● **THE PROBLEM**
Keep the pictures out and restate every record exactly.

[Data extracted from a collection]
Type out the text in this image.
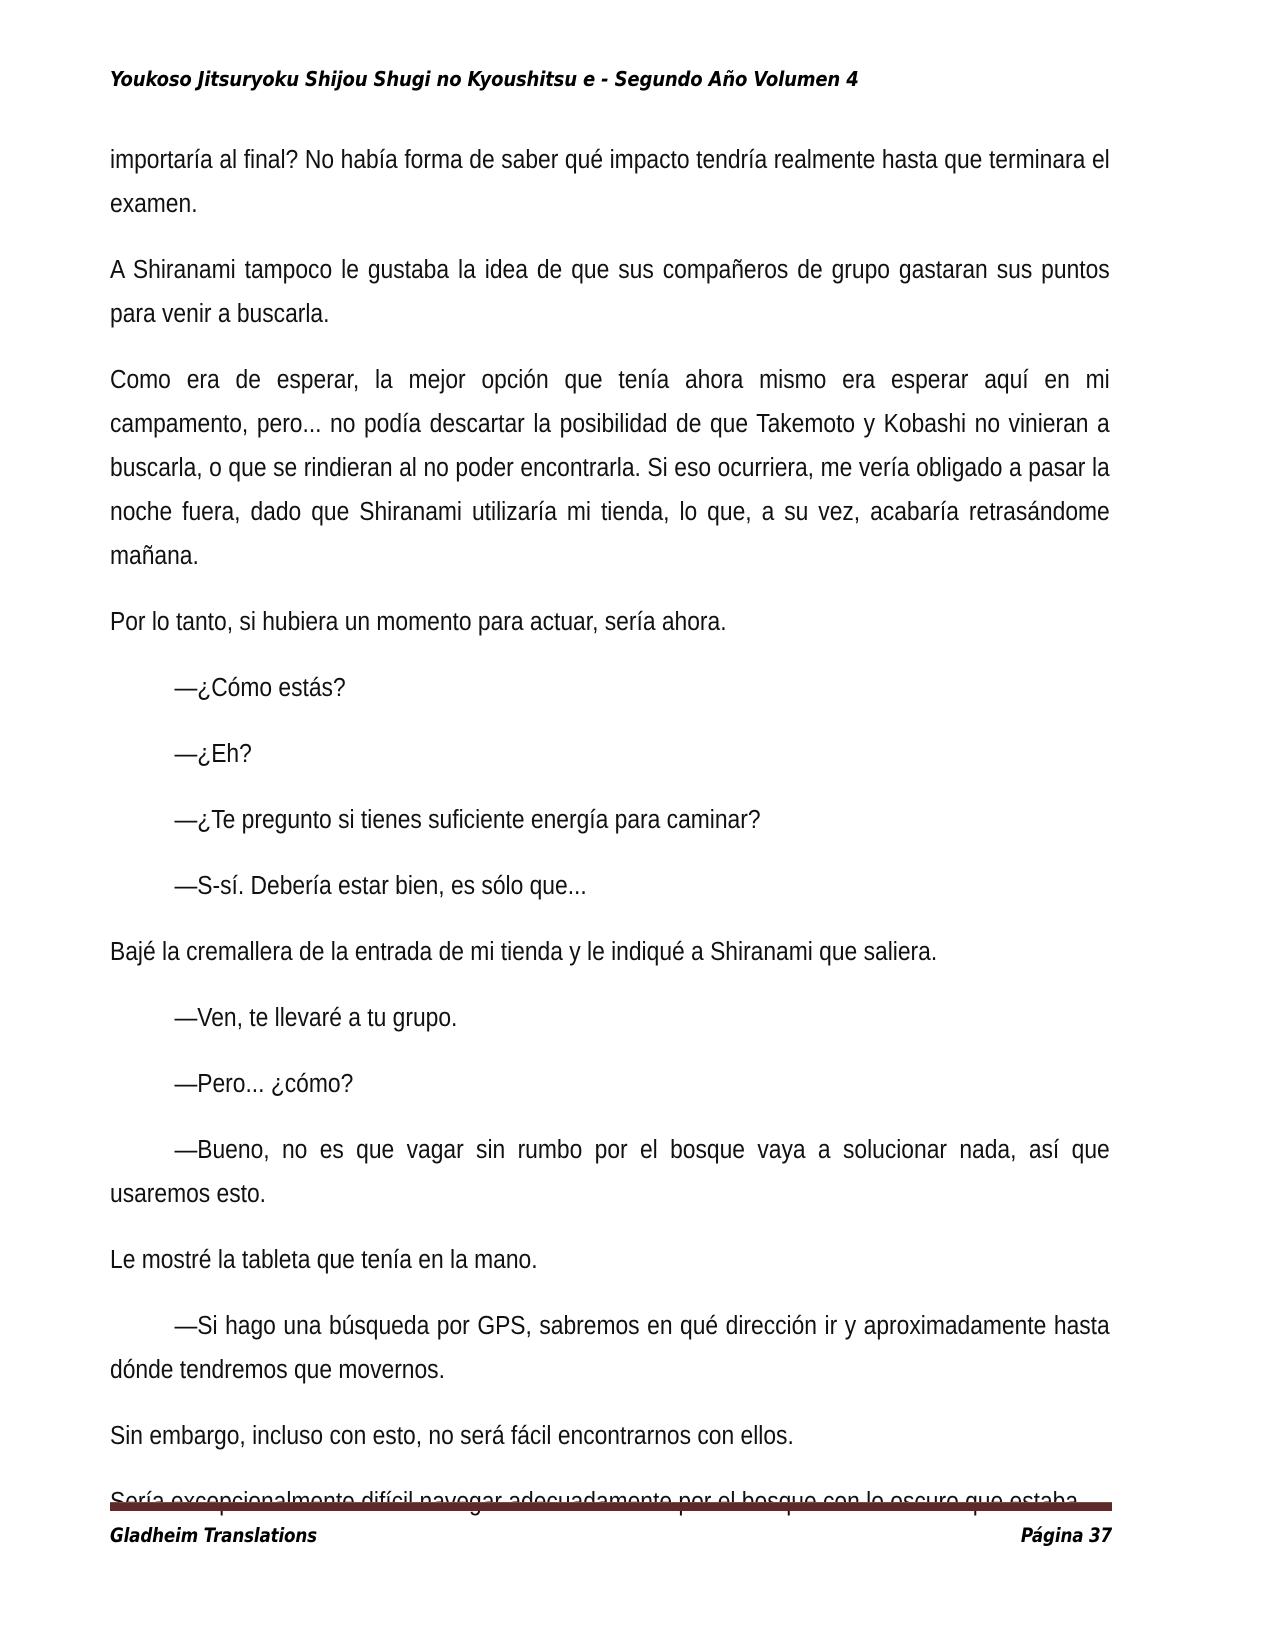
Youkoso Jitsuryoku Shijou Shugi no Kyoushitsu e - Segundo Año Volumen 4

importaría al final? No había forma de saber qué impacto tendría realmente hasta que terminara el examen.

A Shiranami tampoco le gustaba la idea de que sus compañeros de grupo gastaran sus puntos para venir a buscarla.

Como era de esperar, la mejor opción que tenía ahora mismo era esperar aquí en mi campamento, pero... no podía descartar la posibilidad de que Takemoto y Kobashi no vinieran a buscarla, o que se rindieran al no poder encontrarla. Si eso ocurriera, me vería obligado a pasar la noche fuera, dado que Shiranami utilizaría mi tienda, lo que, a su vez, acabaría retrasándome mañana.

Por lo tanto, si hubiera un momento para actuar, sería ahora.

—¿Cómo estás?

—¿Eh?

—¿Te pregunto si tienes suficiente energía para caminar?

—S-sí. Debería estar bien, es sólo que...

Bajé la cremallera de la entrada de mi tienda y le indiqué a Shiranami que saliera.

—Ven, te llevaré a tu grupo.

—Pero... ¿cómo?

—Bueno, no es que vagar sin rumbo por el bosque vaya a solucionar nada, así que usaremos esto.

Le mostré la tableta que tenía en la mano.

—Si hago una búsqueda por GPS, sabremos en qué dirección ir y aproximadamente hasta dónde tendremos que movernos.

Sin embargo, incluso con esto, no será fácil encontrarnos con ellos.

Gladheim Translations	Página 37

● **TASK ANSWER**
Type out the text in this image.
Youkoso Jitsuryoku Shijou Shugi no Kyoushitsu e - Segundo Año Volumen 4

importaría al final? No había forma de saber qué impacto tendría realmente hasta que terminara el examen.

A Shiranami tampoco le gustaba la idea de que sus compañeros de grupo gastaran sus puntos para venir a buscarla.

Como era de esperar, la mejor opción que tenía ahora mismo era esperar aquí en mi campamento, pero... no podía descartar la posibilidad de que Takemoto y Kobashi no vinieran a buscarla, o que se rindieran al no poder encontrarla. Si eso ocurriera, me vería obligado a pasar la noche fuera, dado que Shiranami utilizaría mi tienda, lo que, a su vez, acabaría retrasándome mañana.

Por lo tanto, si hubiera un momento para actuar, sería ahora.

—¿Cómo estás?

—¿Eh?

—¿Te pregunto si tienes suficiente energía para caminar?

—S-sí. Debería estar bien, es sólo que...

Bajé la cremallera de la entrada de mi tienda y le indiqué a Shiranami que saliera.

—Ven, te llevaré a tu grupo.

—Pero... ¿cómo?

—Bueno, no es que vagar sin rumbo por el bosque vaya a solucionar nada, así que usaremos esto.

Le mostré la tableta que tenía en la mano.

—Si hago una búsqueda por GPS, sabremos en qué dirección ir y aproximadamente hasta dónde tendremos que movernos.

Sin embargo, incluso con esto, no será fácil encontrarnos con ellos.

Gladheim Translations	Página 37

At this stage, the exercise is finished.